» TO DO
Send back all the data below, exactly as given.
(Beginning of AVAILABLE DATA)
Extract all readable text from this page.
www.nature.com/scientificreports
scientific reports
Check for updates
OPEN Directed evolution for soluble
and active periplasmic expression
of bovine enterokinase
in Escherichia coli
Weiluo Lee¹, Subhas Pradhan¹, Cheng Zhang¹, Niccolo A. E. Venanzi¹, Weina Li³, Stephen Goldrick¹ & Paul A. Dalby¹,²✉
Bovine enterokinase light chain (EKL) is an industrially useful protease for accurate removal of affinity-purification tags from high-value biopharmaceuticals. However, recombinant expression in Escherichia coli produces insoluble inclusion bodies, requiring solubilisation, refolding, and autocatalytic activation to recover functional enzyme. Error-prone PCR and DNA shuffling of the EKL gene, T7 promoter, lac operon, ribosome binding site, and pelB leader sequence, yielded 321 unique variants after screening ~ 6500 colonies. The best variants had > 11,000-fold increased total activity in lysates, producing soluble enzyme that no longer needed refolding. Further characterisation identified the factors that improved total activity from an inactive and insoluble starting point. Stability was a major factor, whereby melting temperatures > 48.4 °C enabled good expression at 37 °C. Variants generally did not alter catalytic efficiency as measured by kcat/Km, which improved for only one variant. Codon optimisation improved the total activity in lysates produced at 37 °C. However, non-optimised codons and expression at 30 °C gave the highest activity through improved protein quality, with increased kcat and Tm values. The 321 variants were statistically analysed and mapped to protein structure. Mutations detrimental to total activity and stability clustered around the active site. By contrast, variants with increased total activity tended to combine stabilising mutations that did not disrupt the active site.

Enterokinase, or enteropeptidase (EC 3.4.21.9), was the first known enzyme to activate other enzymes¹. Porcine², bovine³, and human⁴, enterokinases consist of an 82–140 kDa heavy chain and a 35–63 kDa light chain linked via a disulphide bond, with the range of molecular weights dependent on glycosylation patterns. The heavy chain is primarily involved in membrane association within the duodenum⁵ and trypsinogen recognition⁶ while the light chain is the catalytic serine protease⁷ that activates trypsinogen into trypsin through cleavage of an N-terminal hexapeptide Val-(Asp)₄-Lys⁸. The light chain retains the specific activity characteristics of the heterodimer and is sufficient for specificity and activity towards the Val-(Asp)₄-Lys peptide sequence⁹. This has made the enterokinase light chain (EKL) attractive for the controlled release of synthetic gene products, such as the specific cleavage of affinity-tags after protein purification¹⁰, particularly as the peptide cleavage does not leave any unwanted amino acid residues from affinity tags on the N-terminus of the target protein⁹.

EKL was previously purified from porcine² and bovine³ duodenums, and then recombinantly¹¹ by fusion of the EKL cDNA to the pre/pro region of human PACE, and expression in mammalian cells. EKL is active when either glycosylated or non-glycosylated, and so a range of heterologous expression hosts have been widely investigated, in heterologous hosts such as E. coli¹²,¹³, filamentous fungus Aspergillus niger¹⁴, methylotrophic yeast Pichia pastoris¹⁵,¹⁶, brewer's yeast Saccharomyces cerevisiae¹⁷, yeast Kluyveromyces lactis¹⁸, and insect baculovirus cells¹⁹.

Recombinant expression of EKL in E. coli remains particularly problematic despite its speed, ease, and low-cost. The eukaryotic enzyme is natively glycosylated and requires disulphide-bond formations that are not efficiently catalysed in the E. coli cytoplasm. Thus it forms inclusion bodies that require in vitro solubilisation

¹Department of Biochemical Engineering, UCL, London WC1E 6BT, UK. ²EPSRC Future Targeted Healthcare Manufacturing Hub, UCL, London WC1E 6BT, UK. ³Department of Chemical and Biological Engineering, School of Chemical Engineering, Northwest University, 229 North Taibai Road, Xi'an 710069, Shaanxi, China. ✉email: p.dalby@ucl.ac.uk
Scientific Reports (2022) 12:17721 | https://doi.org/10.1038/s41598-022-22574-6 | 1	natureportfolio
(End of AVAILABLE DATA)
» ANSWER TO THIS EXERCISE
Extract all readable text from this page.
www.nature.com/scientificreports
scientific reports
Check for updates
OPEN Directed evolution for soluble
and active periplasmic expression
of bovine enterokinase
in Escherichia coli
Weiluo Lee¹, Subhas Pradhan¹, Cheng Zhang¹, Niccolo A. E. Venanzi¹, Weina Li³, Stephen Goldrick¹ & Paul A. Dalby¹,²✉
Bovine enterokinase light chain (EKL) is an industrially useful protease for accurate removal of affinity-purification tags from high-value biopharmaceuticals. However, recombinant expression in Escherichia coli produces insoluble inclusion bodies, requiring solubilisation, refolding, and autocatalytic activation to recover functional enzyme. Error-prone PCR and DNA shuffling of the EKL gene, T7 promoter, lac operon, ribosome binding site, and pelB leader sequence, yielded 321 unique variants after screening ~ 6500 colonies. The best variants had > 11,000-fold increased total activity in lysates, producing soluble enzyme that no longer needed refolding. Further characterisation identified the factors that improved total activity from an inactive and insoluble starting point. Stability was a major factor, whereby melting temperatures > 48.4 °C enabled good expression at 37 °C. Variants generally did not alter catalytic efficiency as measured by kcat/Km, which improved for only one variant. Codon optimisation improved the total activity in lysates produced at 37 °C. However, non-optimised codons and expression at 30 °C gave the highest activity through improved protein quality, with increased kcat and Tm values. The 321 variants were statistically analysed and mapped to protein structure. Mutations detrimental to total activity and stability clustered around the active site. By contrast, variants with increased total activity tended to combine stabilising mutations that did not disrupt the active site.

Enterokinase, or enteropeptidase (EC 3.4.21.9), was the first known enzyme to activate other enzymes¹. Porcine², bovine³, and human⁴, enterokinases consist of an 82–140 kDa heavy chain and a 35–63 kDa light chain linked via a disulphide bond, with the range of molecular weights dependent on glycosylation patterns. The heavy chain is primarily involved in membrane association within the duodenum⁵ and trypsinogen recognition⁶ while the light chain is the catalytic serine protease⁷ that activates trypsinogen into trypsin through cleavage of an N-terminal hexapeptide Val-(Asp)₄-Lys⁸. The light chain retains the specific activity characteristics of the heterodimer and is sufficient for specificity and activity towards the Val-(Asp)₄-Lys peptide sequence⁹. This has made the enterokinase light chain (EKL) attractive for the controlled release of synthetic gene products, such as the specific cleavage of affinity-tags after protein purification¹⁰, particularly as the peptide cleavage does not leave any unwanted amino acid residues from affinity tags on the N-terminus of the target protein⁹.

EKL was previously purified from porcine² and bovine³ duodenums, and then recombinantly¹¹ by fusion of the EKL cDNA to the pre/pro region of human PACE, and expression in mammalian cells. EKL is active when either glycosylated or non-glycosylated, and so a range of heterologous expression hosts have been widely investigated, in heterologous hosts such as E. coli¹²,¹³, filamentous fungus Aspergillus niger¹⁴, methylotrophic yeast Pichia pastoris¹⁵,¹⁶, brewer's yeast Saccharomyces cerevisiae¹⁷, yeast Kluyveromyces lactis¹⁸, and insect baculovirus cells¹⁹.

Recombinant expression of EKL in E. coli remains particularly problematic despite its speed, ease, and low-cost. The eukaryotic enzyme is natively glycosylated and requires disulphide-bond formations that are not efficiently catalysed in the E. coli cytoplasm. Thus it forms inclusion bodies that require in vitro solubilisation

¹Department of Biochemical Engineering, UCL, London WC1E 6BT, UK. ²EPSRC Future Targeted Healthcare Manufacturing Hub, UCL, London WC1E 6BT, UK. ³Department of Chemical and Biological Engineering, School of Chemical Engineering, Northwest University, 229 North Taibai Road, Xi'an 710069, Shaanxi, China. ✉email: p.dalby@ucl.ac.uk
Scientific Reports (2022) 12:17721 | https://doi.org/10.1038/s41598-022-22574-6 | 1	natureportfolio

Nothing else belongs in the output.